--- Task input ---

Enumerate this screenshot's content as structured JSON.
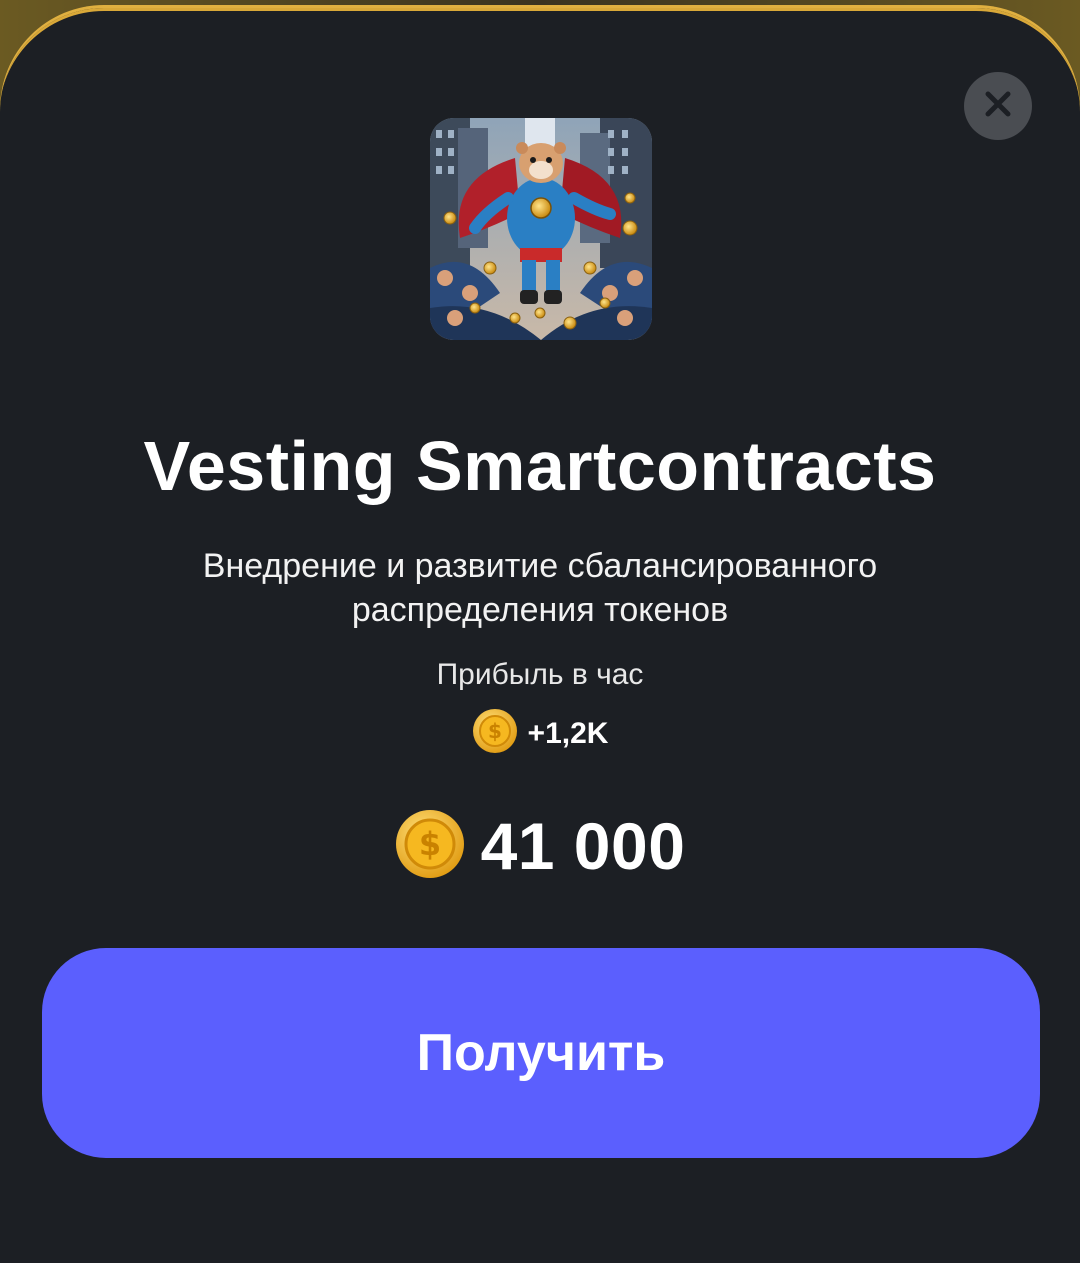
{
  "card": {
    "title": "Vesting Smartcontracts",
    "description": "Внедрение и развитие сбалансированного распределения токенов",
    "profit_label": "Прибыль в час",
    "profit_value": "+1,2K",
    "price": "41 000",
    "image_icon": "hamster-superhero-image",
    "coin_icon": "dollar-coin-icon"
  },
  "actions": {
    "get_label": "Получить",
    "close_icon": "close-icon"
  },
  "colors": {
    "background": "#1c1f24",
    "accent_border": "#e0b040",
    "button": "#5b5ffe",
    "close_bg": "#4a4d52",
    "coin": "#f2b520"
  }
}
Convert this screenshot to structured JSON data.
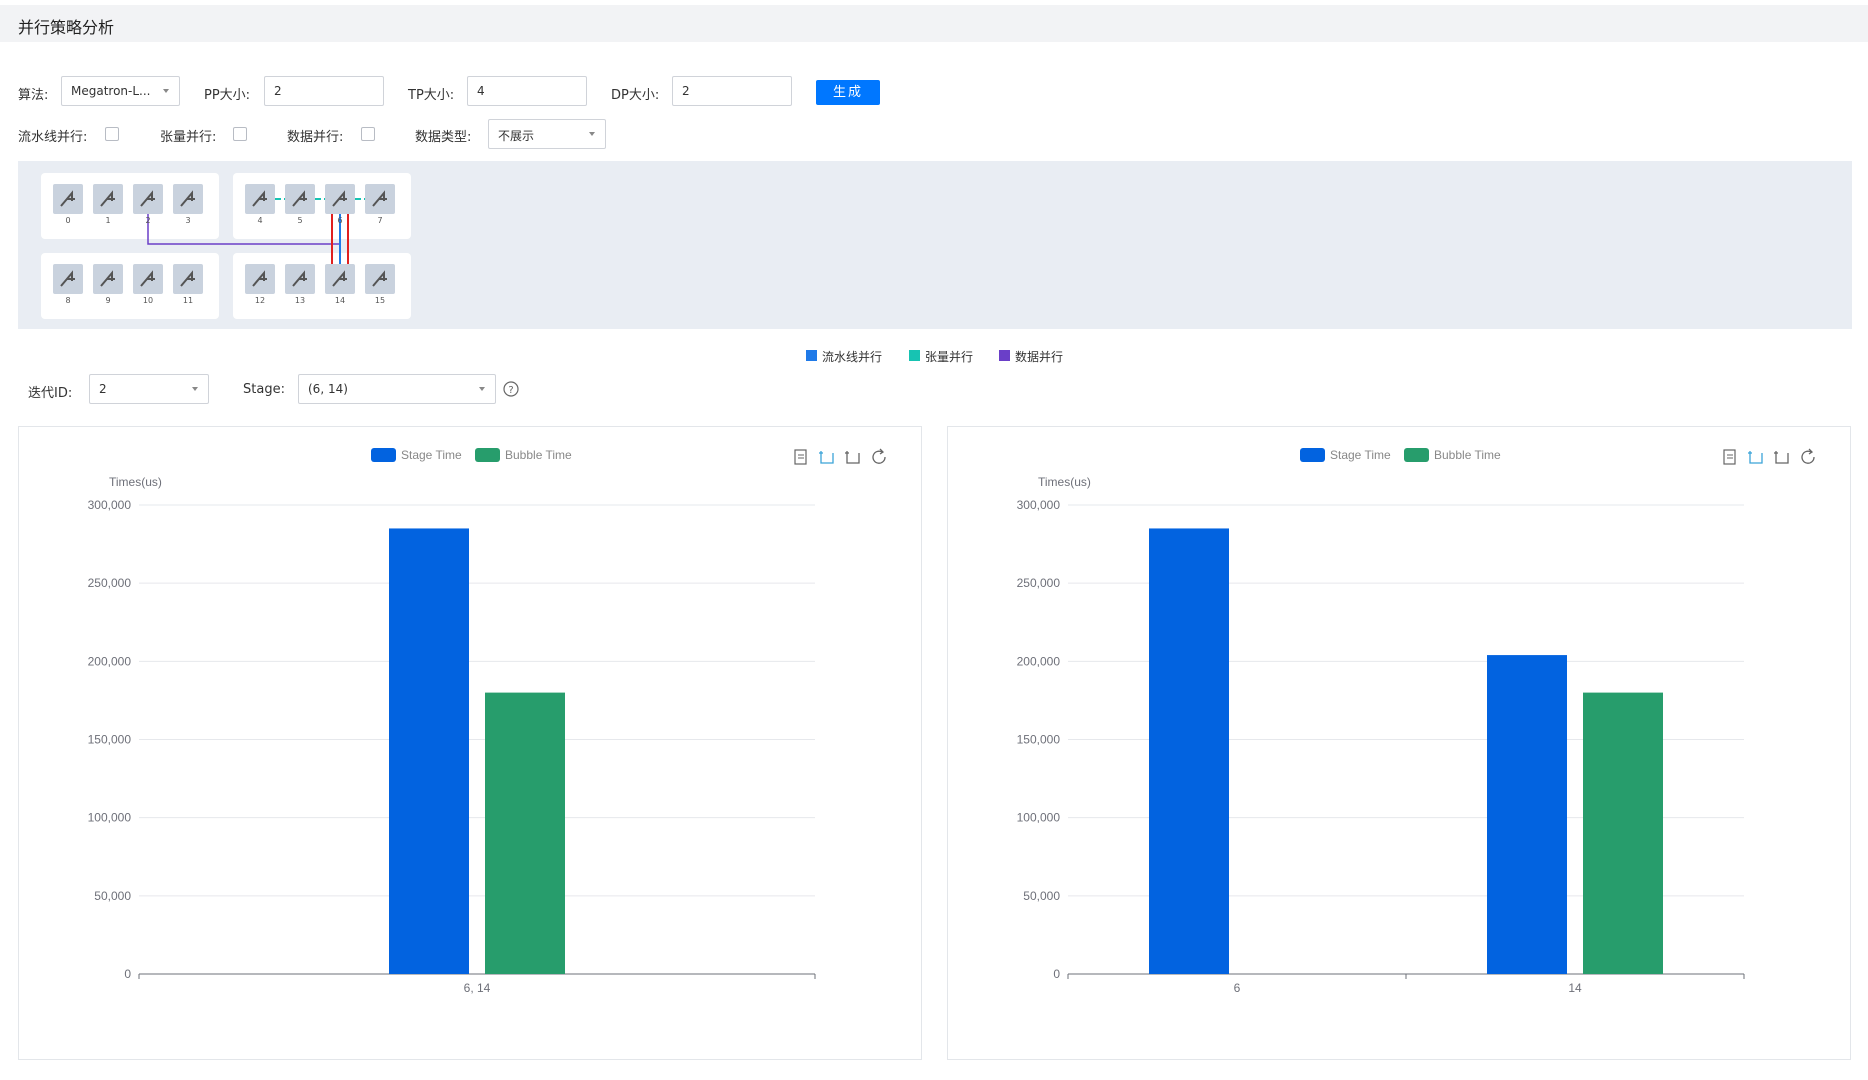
{
  "page": {
    "title": "并行策略分析"
  },
  "controls": {
    "algorithm_label": "算法:",
    "algorithm_value": "Megatron-L...",
    "pp_label": "PP大小:",
    "pp_value": "2",
    "tp_label": "TP大小:",
    "tp_value": "4",
    "dp_label": "DP大小:",
    "dp_value": "2",
    "generate_label": "生成",
    "pipeline_label": "流水线并行:",
    "tensor_label": "张量并行:",
    "data_label": "数据并行:",
    "datatype_label": "数据类型:",
    "datatype_value": "不展示"
  },
  "topology": {
    "groups": [
      {
        "devices": [
          "0",
          "1",
          "2",
          "3"
        ]
      },
      {
        "devices": [
          "4",
          "5",
          "6",
          "7"
        ]
      },
      {
        "devices": [
          "8",
          "9",
          "10",
          "11"
        ]
      },
      {
        "devices": [
          "12",
          "13",
          "14",
          "15"
        ]
      }
    ],
    "colors": {
      "pipeline": "#1f7ae8",
      "tensor": "#17c3b2",
      "data": "#6a3fc8",
      "highlight": "#e02020"
    }
  },
  "legend": {
    "pipeline": "流水线并行",
    "tensor": "张量并行",
    "data": "数据并行"
  },
  "filters": {
    "iteration_label": "迭代ID:",
    "iteration_value": "2",
    "stage_label": "Stage:",
    "stage_value": "(6, 14)",
    "help_icon": "question-circle-icon"
  },
  "chart_data": [
    {
      "type": "bar",
      "ylabel": "Times(us)",
      "ylim": [
        0,
        300000
      ],
      "yticks": [
        "300,000",
        "250,000",
        "200,000",
        "150,000",
        "100,000",
        "50,000",
        "0"
      ],
      "categories": [
        "6, 14"
      ],
      "series": [
        {
          "name": "Stage Time",
          "color": "#0263e0",
          "values": [
            285000
          ]
        },
        {
          "name": "Bubble Time",
          "color": "#279d6c",
          "values": [
            180000
          ]
        }
      ],
      "legend_position": "top-center",
      "grid": true
    },
    {
      "type": "bar",
      "ylabel": "Times(us)",
      "ylim": [
        0,
        300000
      ],
      "yticks": [
        "300,000",
        "250,000",
        "200,000",
        "150,000",
        "100,000",
        "50,000",
        "0"
      ],
      "categories": [
        "6",
        "14"
      ],
      "series": [
        {
          "name": "Stage Time",
          "color": "#0263e0",
          "values": [
            285000,
            204000
          ]
        },
        {
          "name": "Bubble Time",
          "color": "#279d6c",
          "values": [
            null,
            180000
          ]
        }
      ],
      "legend_position": "top-center",
      "grid": true
    }
  ]
}
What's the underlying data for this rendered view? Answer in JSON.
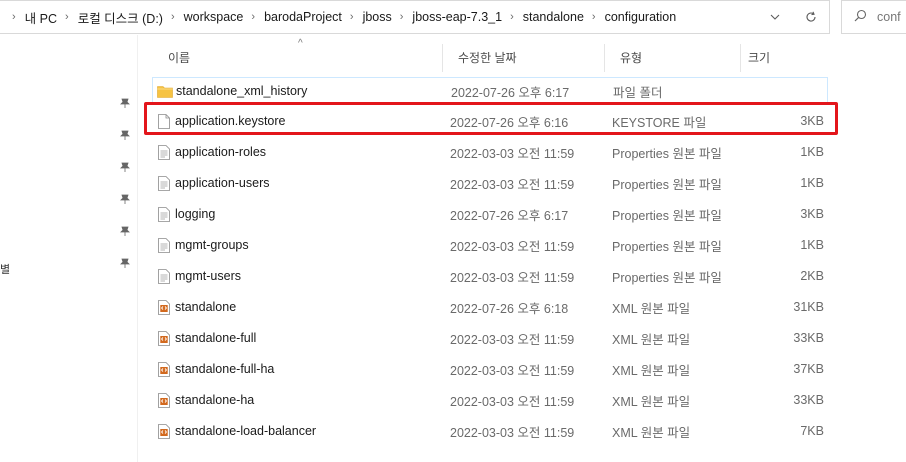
{
  "address": {
    "crumbs": [
      "내 PC",
      "로컬 디스크 (D:)",
      "workspace",
      "barodaProject",
      "jboss",
      "jboss-eap-7.3_1",
      "standalone",
      "configuration"
    ],
    "separator": "›",
    "dropdown_icon": "chevron-down-icon",
    "refresh_icon": "refresh-icon"
  },
  "search": {
    "placeholder": "conf"
  },
  "columns": {
    "name": "이름",
    "date": "수정한 날짜",
    "type": "유형",
    "size": "크기"
  },
  "files": [
    {
      "icon": "folder-icon",
      "name": "standalone_xml_history",
      "date": "2022-07-26 오후 6:17",
      "type": "파일 폴더",
      "size": ""
    },
    {
      "icon": "file-icon",
      "name": "application.keystore",
      "date": "2022-07-26 오후 6:16",
      "type": "KEYSTORE 파일",
      "size": "3KB"
    },
    {
      "icon": "text-file-icon",
      "name": "application-roles",
      "date": "2022-03-03 오전 11:59",
      "type": "Properties 원본 파일",
      "size": "1KB"
    },
    {
      "icon": "text-file-icon",
      "name": "application-users",
      "date": "2022-03-03 오전 11:59",
      "type": "Properties 원본 파일",
      "size": "1KB"
    },
    {
      "icon": "text-file-icon",
      "name": "logging",
      "date": "2022-07-26 오후 6:17",
      "type": "Properties 원본 파일",
      "size": "3KB"
    },
    {
      "icon": "text-file-icon",
      "name": "mgmt-groups",
      "date": "2022-03-03 오전 11:59",
      "type": "Properties 원본 파일",
      "size": "1KB"
    },
    {
      "icon": "text-file-icon",
      "name": "mgmt-users",
      "date": "2022-03-03 오전 11:59",
      "type": "Properties 원본 파일",
      "size": "2KB"
    },
    {
      "icon": "xml-file-icon",
      "name": "standalone",
      "date": "2022-07-26 오후 6:18",
      "type": "XML 원본 파일",
      "size": "31KB"
    },
    {
      "icon": "xml-file-icon",
      "name": "standalone-full",
      "date": "2022-03-03 오전 11:59",
      "type": "XML 원본 파일",
      "size": "33KB"
    },
    {
      "icon": "xml-file-icon",
      "name": "standalone-full-ha",
      "date": "2022-03-03 오전 11:59",
      "type": "XML 원본 파일",
      "size": "37KB"
    },
    {
      "icon": "xml-file-icon",
      "name": "standalone-ha",
      "date": "2022-03-03 오전 11:59",
      "type": "XML 원본 파일",
      "size": "33KB"
    },
    {
      "icon": "xml-file-icon",
      "name": "standalone-load-balancer",
      "date": "2022-03-03 오전 11:59",
      "type": "XML 원본 파일",
      "size": "7KB"
    }
  ],
  "nav": {
    "pin_icon": "pin-icon",
    "edge_text": "별"
  },
  "colors": {
    "highlight": "#e3151b",
    "folder": "#f6c342",
    "xml": "#d2691e",
    "selection_border": "#cde8ff"
  }
}
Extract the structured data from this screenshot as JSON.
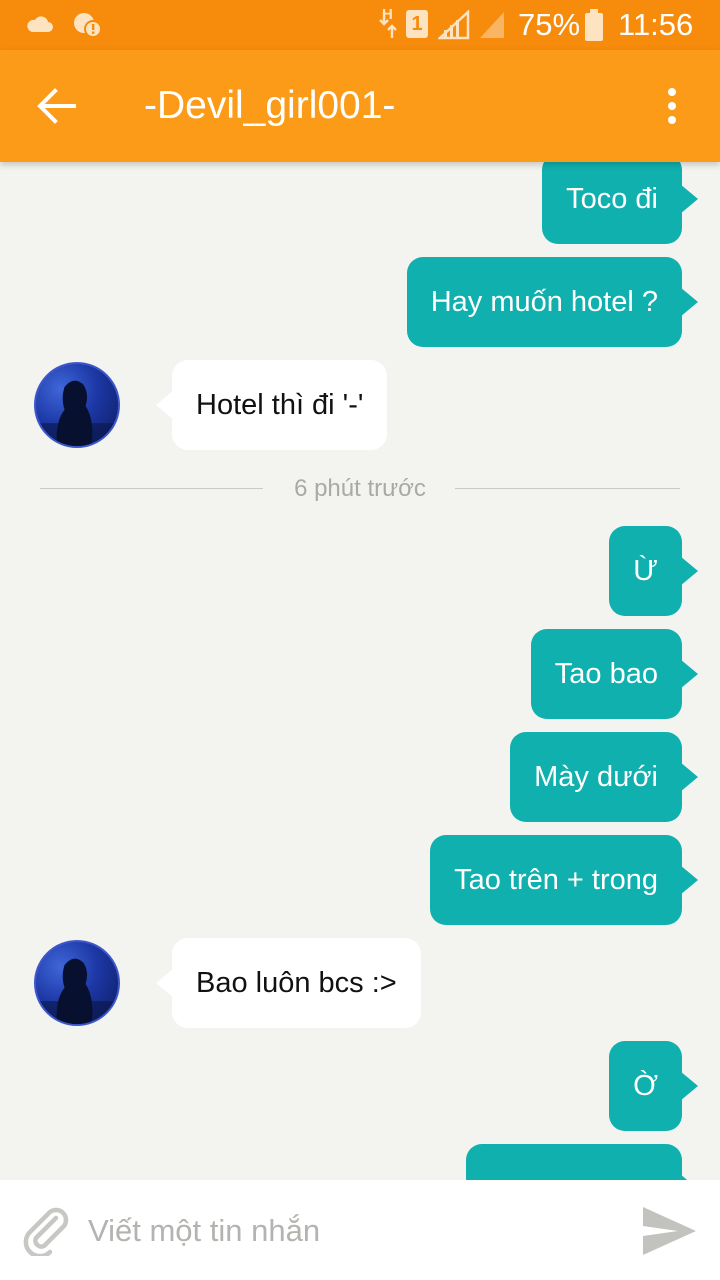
{
  "status_bar": {
    "battery": "75%",
    "time": "11:56",
    "network_type": "H",
    "sim_slot": "1",
    "icons": [
      "cloud-icon",
      "alert-message-icon",
      "data-arrows-icon",
      "signal-icon",
      "battery-icon"
    ]
  },
  "header": {
    "title": "-Devil_girl001-",
    "icons": [
      "back-arrow-icon",
      "more-vert-icon"
    ]
  },
  "messages": [
    {
      "direction": "out",
      "text": "Toco đi"
    },
    {
      "direction": "out",
      "text": "Hay muốn hotel ?"
    },
    {
      "direction": "in",
      "text": "Hotel thì đi '-'"
    },
    {
      "direction": "out",
      "text": "Ừ"
    },
    {
      "direction": "out",
      "text": "Tao bao"
    },
    {
      "direction": "out",
      "text": "Mày dưới"
    },
    {
      "direction": "out",
      "text": "Tao trên + trong"
    },
    {
      "direction": "in",
      "text": "Bao luôn bcs :>"
    },
    {
      "direction": "out",
      "text": "Ờ"
    }
  ],
  "time_divider": "6 phút trước",
  "compose": {
    "placeholder": "Viết một tin nhắn",
    "icons": [
      "attach-icon",
      "send-icon"
    ]
  },
  "colors": {
    "status_bar": "#f68b0c",
    "app_bar": "#fb9b17",
    "outgoing_bubble": "#10b0ae",
    "incoming_bubble": "#ffffff",
    "background": "#f3f4ef"
  }
}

---

• Task to complete:
Quote the material exactly. Pictures stay out.

• Output for this task:
Enumerate this screenshot's content as structured JSON.
{
  "card": {
    "title": "Vesting Smartcontracts",
    "description": "Внедрение и развитие сбалансированного распределения токенов",
    "profit_label": "Прибыль в час",
    "profit_value": "+1,2K",
    "price": "41 000",
    "image_icon": "hamster-superhero-image",
    "coin_icon": "dollar-coin-icon"
  },
  "actions": {
    "get_label": "Получить",
    "close_icon": "close-icon"
  },
  "colors": {
    "background": "#1c1f24",
    "accent_border": "#e0b040",
    "button": "#5b5ffe",
    "close_bg": "#4a4d52",
    "coin": "#f2b520"
  }
}
Convert this screenshot to structured JSON data.
{
  "page": {
    "title": "并行策略分析"
  },
  "controls": {
    "algorithm_label": "算法:",
    "algorithm_value": "Megatron-L...",
    "pp_label": "PP大小:",
    "pp_value": "2",
    "tp_label": "TP大小:",
    "tp_value": "4",
    "dp_label": "DP大小:",
    "dp_value": "2",
    "generate_label": "生成",
    "pipeline_label": "流水线并行:",
    "tensor_label": "张量并行:",
    "data_label": "数据并行:",
    "datatype_label": "数据类型:",
    "datatype_value": "不展示"
  },
  "topology": {
    "groups": [
      {
        "devices": [
          "0",
          "1",
          "2",
          "3"
        ]
      },
      {
        "devices": [
          "4",
          "5",
          "6",
          "7"
        ]
      },
      {
        "devices": [
          "8",
          "9",
          "10",
          "11"
        ]
      },
      {
        "devices": [
          "12",
          "13",
          "14",
          "15"
        ]
      }
    ],
    "colors": {
      "pipeline": "#1f7ae8",
      "tensor": "#17c3b2",
      "data": "#6a3fc8",
      "highlight": "#e02020"
    }
  },
  "legend": {
    "pipeline": "流水线并行",
    "tensor": "张量并行",
    "data": "数据并行"
  },
  "filters": {
    "iteration_label": "迭代ID:",
    "iteration_value": "2",
    "stage_label": "Stage:",
    "stage_value": "(6, 14)",
    "help_icon": "question-circle-icon"
  },
  "chart_data": [
    {
      "type": "bar",
      "ylabel": "Times(us)",
      "ylim": [
        0,
        300000
      ],
      "yticks": [
        "300,000",
        "250,000",
        "200,000",
        "150,000",
        "100,000",
        "50,000",
        "0"
      ],
      "categories": [
        "6, 14"
      ],
      "series": [
        {
          "name": "Stage Time",
          "color": "#0263e0",
          "values": [
            285000
          ]
        },
        {
          "name": "Bubble Time",
          "color": "#279d6c",
          "values": [
            180000
          ]
        }
      ],
      "legend_position": "top-center",
      "grid": true
    },
    {
      "type": "bar",
      "ylabel": "Times(us)",
      "ylim": [
        0,
        300000
      ],
      "yticks": [
        "300,000",
        "250,000",
        "200,000",
        "150,000",
        "100,000",
        "50,000",
        "0"
      ],
      "categories": [
        "6",
        "14"
      ],
      "series": [
        {
          "name": "Stage Time",
          "color": "#0263e0",
          "values": [
            285000,
            204000
          ]
        },
        {
          "name": "Bubble Time",
          "color": "#279d6c",
          "values": [
            null,
            180000
          ]
        }
      ],
      "legend_position": "top-center",
      "grid": true
    }
  ]
}
What's the underlying data for this rendered view? Answer in JSON.
{
  "address": {
    "crumbs": [
      "내 PC",
      "로컬 디스크 (D:)",
      "workspace",
      "barodaProject",
      "jboss",
      "jboss-eap-7.3_1",
      "standalone",
      "configuration"
    ],
    "separator": "›",
    "dropdown_icon": "chevron-down-icon",
    "refresh_icon": "refresh-icon"
  },
  "search": {
    "placeholder": "conf"
  },
  "columns": {
    "name": "이름",
    "date": "수정한 날짜",
    "type": "유형",
    "size": "크기"
  },
  "files": [
    {
      "icon": "folder-icon",
      "name": "standalone_xml_history",
      "date": "2022-07-26 오후 6:17",
      "type": "파일 폴더",
      "size": ""
    },
    {
      "icon": "file-icon",
      "name": "application.keystore",
      "date": "2022-07-26 오후 6:16",
      "type": "KEYSTORE 파일",
      "size": "3KB"
    },
    {
      "icon": "text-file-icon",
      "name": "application-roles",
      "date": "2022-03-03 오전 11:59",
      "type": "Properties 원본 파일",
      "size": "1KB"
    },
    {
      "icon": "text-file-icon",
      "name": "application-users",
      "date": "2022-03-03 오전 11:59",
      "type": "Properties 원본 파일",
      "size": "1KB"
    },
    {
      "icon": "text-file-icon",
      "name": "logging",
      "date": "2022-07-26 오후 6:17",
      "type": "Properties 원본 파일",
      "size": "3KB"
    },
    {
      "icon": "text-file-icon",
      "name": "mgmt-groups",
      "date": "2022-03-03 오전 11:59",
      "type": "Properties 원본 파일",
      "size": "1KB"
    },
    {
      "icon": "text-file-icon",
      "name": "mgmt-users",
      "date": "2022-03-03 오전 11:59",
      "type": "Properties 원본 파일",
      "size": "2KB"
    },
    {
      "icon": "xml-file-icon",
      "name": "standalone",
      "date": "2022-07-26 오후 6:18",
      "type": "XML 원본 파일",
      "size": "31KB"
    },
    {
      "icon": "xml-file-icon",
      "name": "standalone-full",
      "date": "2022-03-03 오전 11:59",
      "type": "XML 원본 파일",
      "size": "33KB"
    },
    {
      "icon": "xml-file-icon",
      "name": "standalone-full-ha",
      "date": "2022-03-03 오전 11:59",
      "type": "XML 원본 파일",
      "size": "37KB"
    },
    {
      "icon": "xml-file-icon",
      "name": "standalone-ha",
      "date": "2022-03-03 오전 11:59",
      "type": "XML 원본 파일",
      "size": "33KB"
    },
    {
      "icon": "xml-file-icon",
      "name": "standalone-load-balancer",
      "date": "2022-03-03 오전 11:59",
      "type": "XML 원본 파일",
      "size": "7KB"
    }
  ],
  "nav": {
    "pin_icon": "pin-icon",
    "edge_text": "별"
  },
  "colors": {
    "highlight": "#e3151b",
    "folder": "#f6c342",
    "xml": "#d2691e",
    "selection_border": "#cde8ff"
  }
}
Extract the structured data from this screenshot as JSON.
{
  "status_bar": {
    "battery": "75%",
    "time": "11:56",
    "network_type": "H",
    "sim_slot": "1",
    "icons": [
      "cloud-icon",
      "alert-message-icon",
      "data-arrows-icon",
      "signal-icon",
      "battery-icon"
    ]
  },
  "header": {
    "title": "-Devil_girl001-",
    "icons": [
      "back-arrow-icon",
      "more-vert-icon"
    ]
  },
  "messages": [
    {
      "direction": "out",
      "text": "Toco đi"
    },
    {
      "direction": "out",
      "text": "Hay muốn hotel ?"
    },
    {
      "direction": "in",
      "text": "Hotel thì đi '-'"
    },
    {
      "direction": "out",
      "text": "Ừ"
    },
    {
      "direction": "out",
      "text": "Tao bao"
    },
    {
      "direction": "out",
      "text": "Mày dưới"
    },
    {
      "direction": "out",
      "text": "Tao trên + trong"
    },
    {
      "direction": "in",
      "text": "Bao luôn bcs :>"
    },
    {
      "direction": "out",
      "text": "Ờ"
    }
  ],
  "time_divider": "6 phút trước",
  "compose": {
    "placeholder": "Viết một tin nhắn",
    "icons": [
      "attach-icon",
      "send-icon"
    ]
  },
  "colors": {
    "status_bar": "#f68b0c",
    "app_bar": "#fb9b17",
    "outgoing_bubble": "#10b0ae",
    "incoming_bubble": "#ffffff",
    "background": "#f3f4ef"
  }
}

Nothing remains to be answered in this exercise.